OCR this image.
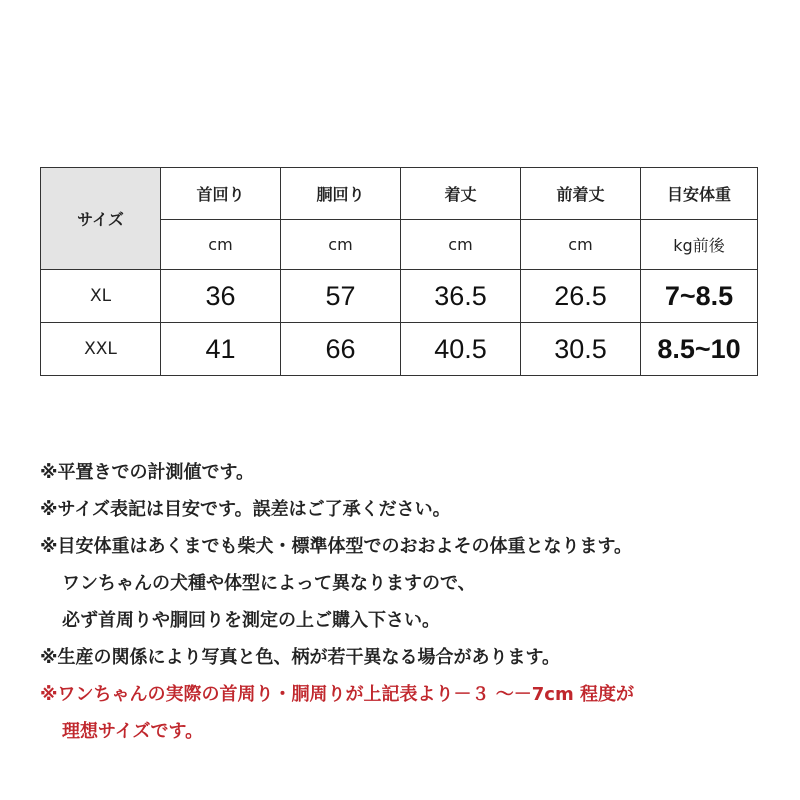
サイズ	首回り	胴回り	着丈	前着丈	目安体重
	cm	cm	cm	cm	kg前後
XL	36	57	36.5	26.5	7~8.5
XXL	41	66	40.5	30.5	8.5~10
※平置きでの計測値です。
※サイズ表記は目安です。誤差はご了承ください。
※目安体重はあくまでも柴犬・標準体型でのおおよその体重となります。
ワンちゃんの犬種や体型によって異なりますので、
必ず首周りや胴回りを測定の上ご購入下さい。
※生産の関係により写真と色、柄が若干異なる場合があります。
※ワンちゃんの実際の首周り・胴周りが上記表より－３ ～－7cm 程度が
理想サイズです。
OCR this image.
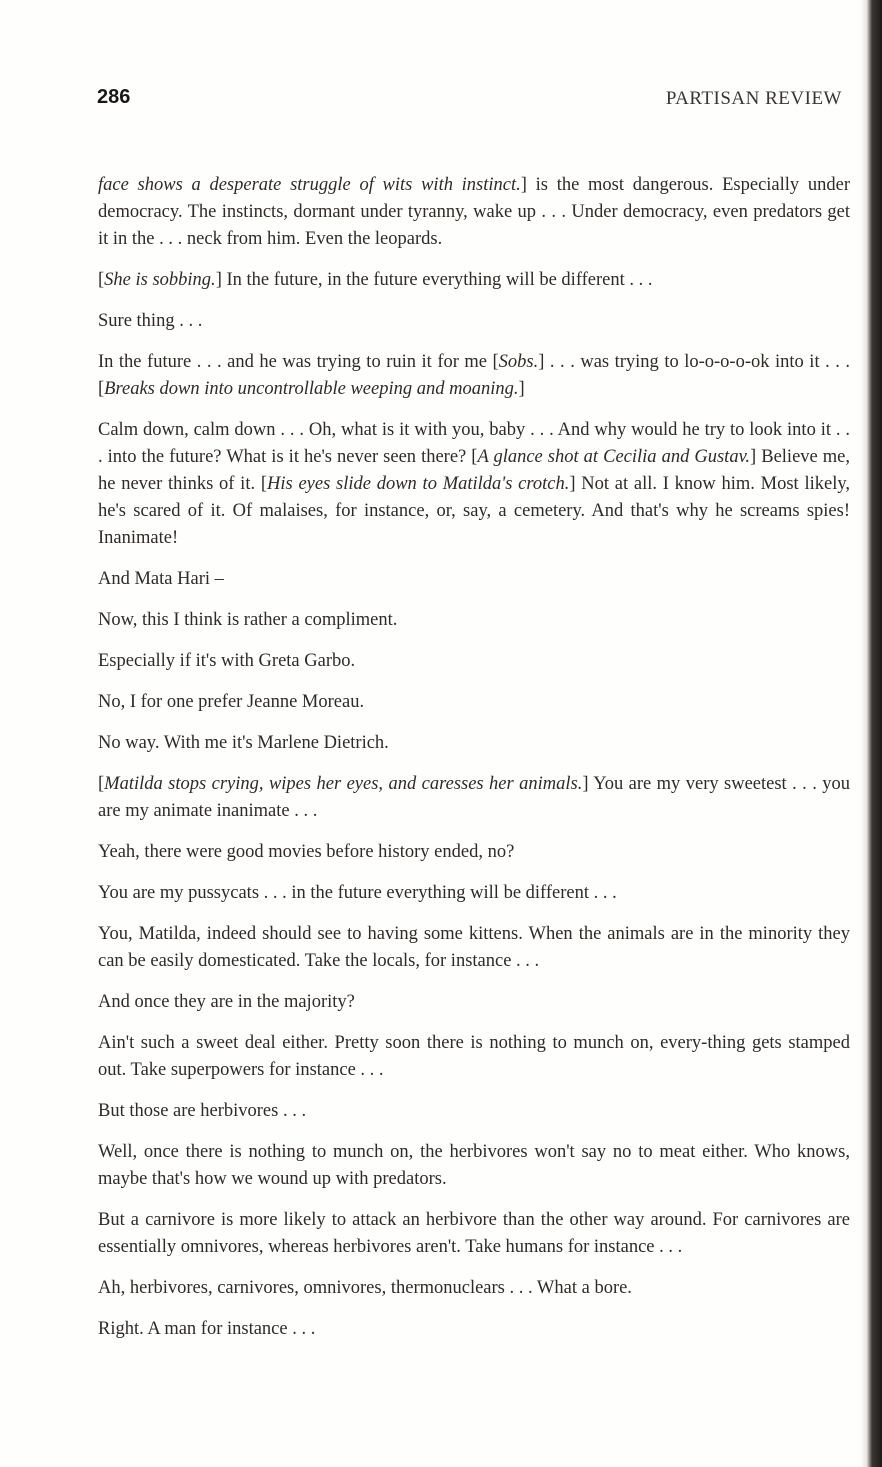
286	PARTISAN REVIEW

face shows a desperate struggle of wits with instinct.] is the most dangerous. Especially under democracy. The instincts, dormant under tyranny, wake up . . . Under democracy, even predators get it in the . . . neck from him. Even the leopards.

[She is sobbing.] In the future, in the future everything will be different . . .

Sure thing . . .

In the future . . . and he was trying to ruin it for me [Sobs.] . . . was trying to lo-o-o-o-ok into it . . . [Breaks down into uncontrollable weeping and moaning.]

Calm down, calm down . . . Oh, what is it with you, baby . . . And why would he try to look into it . . . into the future? What is it he's never seen there? [A glance shot at Cecilia and Gustav.] Believe me, he never thinks of it. [His eyes slide down to Matilda's crotch.] Not at all. I know him. Most likely, he's scared of it. Of malaises, for instance, or, say, a cemetery. And that's why he screams spies! Inanimate!

And Mata Hari –

Now, this I think is rather a compliment.

Especially if it's with Greta Garbo.

No, I for one prefer Jeanne Moreau.

No way. With me it's Marlene Dietrich.

[Matilda stops crying, wipes her eyes, and caresses her animals.] You are my very sweetest . . . you are my animate inanimate . . .

Yeah, there were good movies before history ended, no?

You are my pussycats . . . in the future everything will be different . . .

You, Matilda, indeed should see to having some kittens. When the animals are in the minority they can be easily domesticated. Take the locals, for instance . . .

And once they are in the majority?

Ain't such a sweet deal either. Pretty soon there is nothing to munch on, every-thing gets stamped out. Take superpowers for instance . . .

But those are herbivores . . .

Well, once there is nothing to munch on, the herbivores won't say no to meat either. Who knows, maybe that's how we wound up with predators.

But a carnivore is more likely to attack an herbivore than the other way around. For carnivores are essentially omnivores, whereas herbivores aren't. Take humans for instance . . .

Ah, herbivores, carnivores, omnivores, thermonuclears . . . What a bore.

Right. A man for instance . . .
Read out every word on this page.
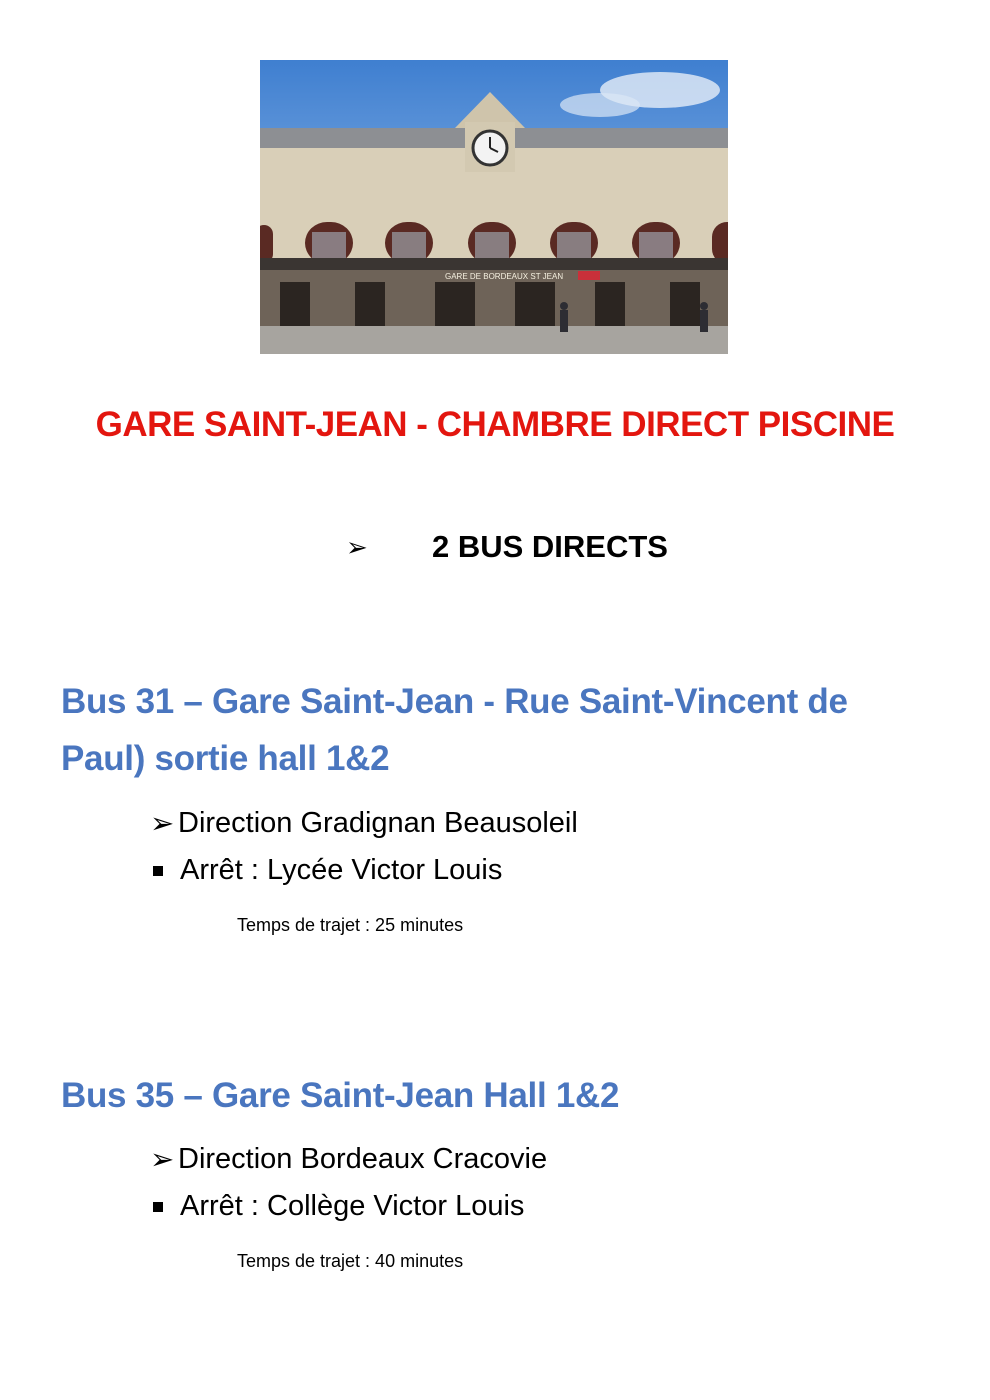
GARE DE BORDEAUX ST JEAN
GARE SAINT-JEAN - CHAMBRE DIRECT PISCINE
➢ 2 BUS DIRECTS

Bus 31 – Gare Saint-Jean - Rue Saint-Vincent de Paul) sortie hall 1&2

➢ Direction Gradignan Beausoleil
Arrêt : Lycée Victor Louis
Temps de trajet : 25 minutes

Bus 35 – Gare Saint-Jean Hall 1&2

➢ Direction Bordeaux Cracovie
Arrêt : Collège Victor Louis
Temps de trajet : 40 minutes
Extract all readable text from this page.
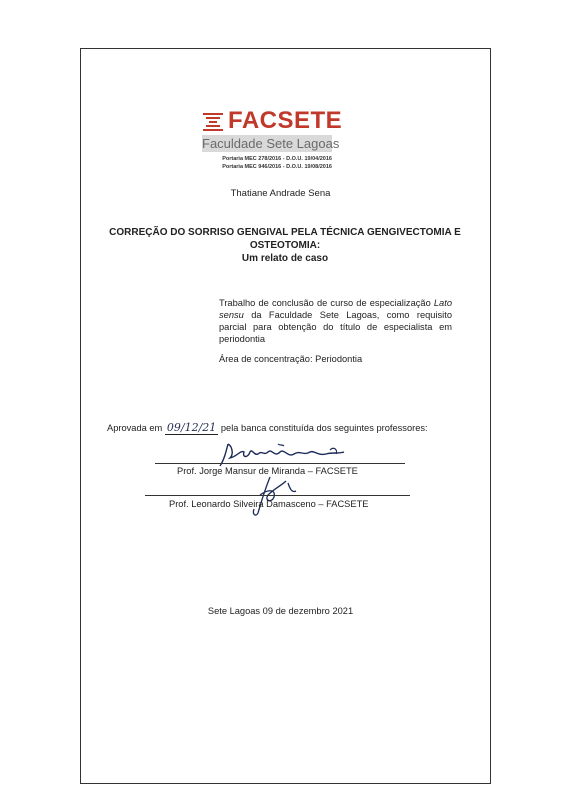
FACSETE
Faculdade Sete Lagoas
Portaria MEC 278/2016 - D.O.U. 19/04/2016
Portaria MEC 946/2016 - D.O.U. 19/08/2016
Thatiane Andrade Sena
CORREÇÃO DO SORRISO GENGIVAL PELA TÉCNICA GENGIVECTOMIA E
OSTEOTOMIA:
Um relato de caso
Trabalho de conclusão de curso de especialização Lato sensu da Faculdade Sete Lagoas, como requisito parcial para obtenção do título de especialista em periodontia
Área de concentração: Periodontia
Aprovada em 09/12/21 pela banca constituída dos seguintes professores:
Prof. Jorge Mansur de Miranda – FACSETE
Prof. Leonardo Silveira Damasceno – FACSETE
Sete Lagoas 09 de dezembro 2021
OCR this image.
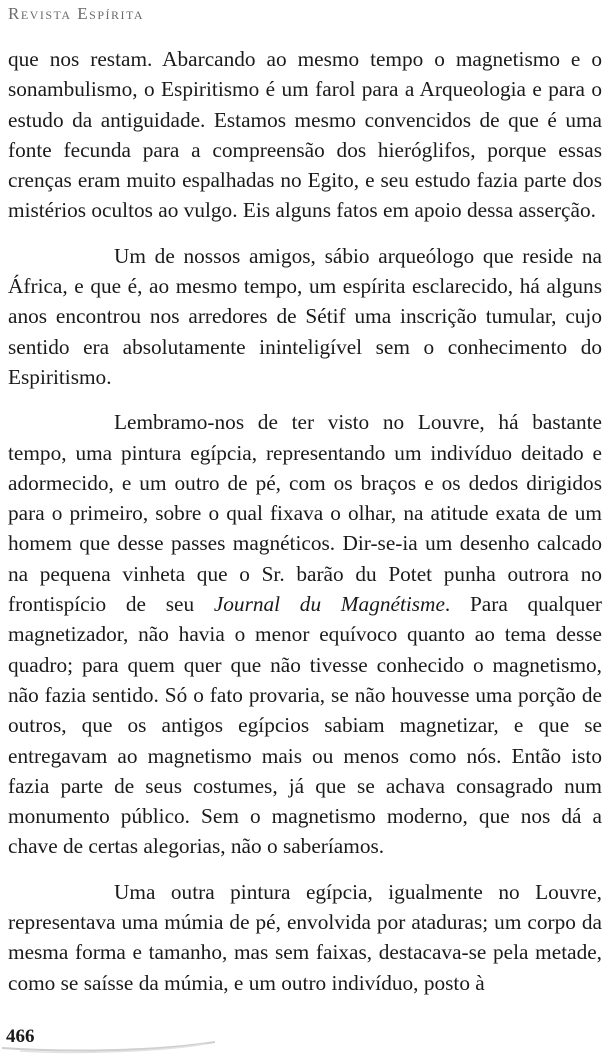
Revista Espírita

que nos restam. Abarcando ao mesmo tempo o magnetismo e o sonambulismo, o Espiritismo é um farol para a Arqueologia e para o estudo da antiguidade. Estamos mesmo convencidos de que é uma fonte fecunda para a compreensão dos hieróglifos, porque essas crenças eram muito espalhadas no Egito, e seu estudo fazia parte dos mistérios ocultos ao vulgo. Eis alguns fatos em apoio dessa asserção.

Um de nossos amigos, sábio arqueólogo que reside na África, e que é, ao mesmo tempo, um espírita esclarecido, há alguns anos encontrou nos arredores de Sétif uma inscrição tumular, cujo sentido era absolutamente ininteligível sem o conhecimento do Espiritismo.

Lembramo-nos de ter visto no Louvre, há bastante tempo, uma pintura egípcia, representando um indivíduo deitado e adormecido, e um outro de pé, com os braços e os dedos dirigidos para o primeiro, sobre o qual fixava o olhar, na atitude exata de um homem que desse passes magnéticos. Dir-se-ia um desenho calcado na pequena vinheta que o Sr. barão du Potet punha outrora no frontispício de seu Journal du Magnétisme. Para qualquer magnetizador, não havia o menor equívoco quanto ao tema desse quadro; para quem quer que não tivesse conhecido o magnetismo, não fazia sentido. Só o fato provaria, se não houvesse uma porção de outros, que os antigos egípcios sabiam magnetizar, e que se entregavam ao magnetismo mais ou menos como nós. Então isto fazia parte de seus costumes, já que se achava consagrado num monumento público. Sem o magnetismo moderno, que nos dá a chave de certas alegorias, não o saberíamos.

Uma outra pintura egípcia, igualmente no Louvre, representava uma múmia de pé, envolvida por ataduras; um corpo da mesma forma e tamanho, mas sem faixas, destacava-se pela metade, como se saísse da múmia, e um outro indivíduo, posto à

466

_DIRECTIVE:_ Using the listing above, pull out all lines that hold the word "trajet".

_FINAL ANSWER:_
Temps de trajet : 25 minutes
Temps de trajet : 40 minutes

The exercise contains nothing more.